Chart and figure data
──────────────────────────────

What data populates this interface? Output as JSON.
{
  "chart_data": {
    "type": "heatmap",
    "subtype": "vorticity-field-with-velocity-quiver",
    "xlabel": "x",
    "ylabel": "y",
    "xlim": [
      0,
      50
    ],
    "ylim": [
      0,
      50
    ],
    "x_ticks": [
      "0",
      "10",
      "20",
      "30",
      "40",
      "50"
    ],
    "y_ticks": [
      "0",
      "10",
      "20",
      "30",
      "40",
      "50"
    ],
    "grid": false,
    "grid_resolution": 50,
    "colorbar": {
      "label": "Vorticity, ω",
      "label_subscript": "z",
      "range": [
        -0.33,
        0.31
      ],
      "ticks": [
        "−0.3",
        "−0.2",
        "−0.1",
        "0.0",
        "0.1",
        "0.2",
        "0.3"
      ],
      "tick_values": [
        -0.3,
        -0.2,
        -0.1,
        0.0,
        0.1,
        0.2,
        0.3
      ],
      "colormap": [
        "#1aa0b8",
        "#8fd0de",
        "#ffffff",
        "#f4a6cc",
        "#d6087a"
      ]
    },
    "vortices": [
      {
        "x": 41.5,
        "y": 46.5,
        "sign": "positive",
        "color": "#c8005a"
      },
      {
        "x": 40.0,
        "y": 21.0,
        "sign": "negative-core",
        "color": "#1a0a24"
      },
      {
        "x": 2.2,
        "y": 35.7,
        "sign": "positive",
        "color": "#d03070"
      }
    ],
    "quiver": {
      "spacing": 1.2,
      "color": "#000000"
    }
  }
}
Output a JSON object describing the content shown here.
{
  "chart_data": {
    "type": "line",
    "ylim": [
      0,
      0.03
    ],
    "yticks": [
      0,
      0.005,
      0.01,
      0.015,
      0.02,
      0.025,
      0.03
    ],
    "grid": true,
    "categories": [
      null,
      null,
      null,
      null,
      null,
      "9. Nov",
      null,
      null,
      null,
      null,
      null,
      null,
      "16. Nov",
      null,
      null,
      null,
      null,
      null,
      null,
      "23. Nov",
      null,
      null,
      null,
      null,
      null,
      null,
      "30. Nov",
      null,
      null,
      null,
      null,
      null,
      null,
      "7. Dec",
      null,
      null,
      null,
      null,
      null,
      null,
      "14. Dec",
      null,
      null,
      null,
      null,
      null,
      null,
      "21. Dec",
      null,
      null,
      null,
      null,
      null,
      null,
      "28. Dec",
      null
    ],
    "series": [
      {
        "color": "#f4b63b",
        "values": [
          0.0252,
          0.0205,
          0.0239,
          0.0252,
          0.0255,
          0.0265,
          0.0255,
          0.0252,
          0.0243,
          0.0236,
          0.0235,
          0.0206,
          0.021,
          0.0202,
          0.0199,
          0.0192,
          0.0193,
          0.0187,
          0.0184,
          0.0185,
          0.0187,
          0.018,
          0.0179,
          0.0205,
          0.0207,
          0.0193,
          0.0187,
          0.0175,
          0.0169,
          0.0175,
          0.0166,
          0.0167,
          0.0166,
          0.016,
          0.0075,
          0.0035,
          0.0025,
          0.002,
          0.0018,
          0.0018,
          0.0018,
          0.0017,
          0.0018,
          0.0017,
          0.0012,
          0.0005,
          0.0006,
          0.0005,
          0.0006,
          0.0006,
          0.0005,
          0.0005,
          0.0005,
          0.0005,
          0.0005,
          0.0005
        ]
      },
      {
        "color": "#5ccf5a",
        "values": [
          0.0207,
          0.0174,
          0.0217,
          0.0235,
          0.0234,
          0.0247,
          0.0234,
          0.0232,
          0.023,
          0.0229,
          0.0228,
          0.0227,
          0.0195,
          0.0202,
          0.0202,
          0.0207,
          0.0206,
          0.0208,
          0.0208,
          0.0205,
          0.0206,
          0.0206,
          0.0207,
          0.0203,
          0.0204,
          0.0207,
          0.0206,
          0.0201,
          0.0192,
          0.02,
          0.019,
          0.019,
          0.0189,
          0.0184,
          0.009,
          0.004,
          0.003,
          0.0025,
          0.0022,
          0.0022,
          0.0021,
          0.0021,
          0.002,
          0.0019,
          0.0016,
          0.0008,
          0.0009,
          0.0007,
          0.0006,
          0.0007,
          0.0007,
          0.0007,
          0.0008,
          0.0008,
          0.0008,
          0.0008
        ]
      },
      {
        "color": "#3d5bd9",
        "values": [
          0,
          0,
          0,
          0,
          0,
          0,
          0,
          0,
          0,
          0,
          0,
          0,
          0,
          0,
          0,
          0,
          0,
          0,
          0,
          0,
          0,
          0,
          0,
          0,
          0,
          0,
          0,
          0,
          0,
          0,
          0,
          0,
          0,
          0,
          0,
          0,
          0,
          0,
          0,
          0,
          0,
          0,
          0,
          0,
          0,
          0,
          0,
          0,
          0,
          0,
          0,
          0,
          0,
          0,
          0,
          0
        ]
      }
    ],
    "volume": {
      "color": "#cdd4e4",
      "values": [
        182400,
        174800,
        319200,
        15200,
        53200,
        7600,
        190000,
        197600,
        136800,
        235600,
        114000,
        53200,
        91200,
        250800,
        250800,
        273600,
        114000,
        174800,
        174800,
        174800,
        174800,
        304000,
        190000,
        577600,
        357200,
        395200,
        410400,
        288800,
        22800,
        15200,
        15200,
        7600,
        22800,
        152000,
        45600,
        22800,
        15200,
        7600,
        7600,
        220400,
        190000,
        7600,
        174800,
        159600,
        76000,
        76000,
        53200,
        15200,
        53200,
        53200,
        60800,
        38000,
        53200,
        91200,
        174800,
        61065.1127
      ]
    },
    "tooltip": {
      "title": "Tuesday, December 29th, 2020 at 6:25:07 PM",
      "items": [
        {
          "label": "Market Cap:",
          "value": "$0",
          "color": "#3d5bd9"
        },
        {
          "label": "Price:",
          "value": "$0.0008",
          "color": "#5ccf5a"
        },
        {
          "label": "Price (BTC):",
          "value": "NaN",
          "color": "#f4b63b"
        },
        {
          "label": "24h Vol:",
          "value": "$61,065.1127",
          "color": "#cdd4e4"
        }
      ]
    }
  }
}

──────────────────────────────

From the data, list each line in which the string "quiver" appears.

● **FINAL RESULT**:
    "subtype": "vorticity-field-with-velocity-quiver",
    "quiver": {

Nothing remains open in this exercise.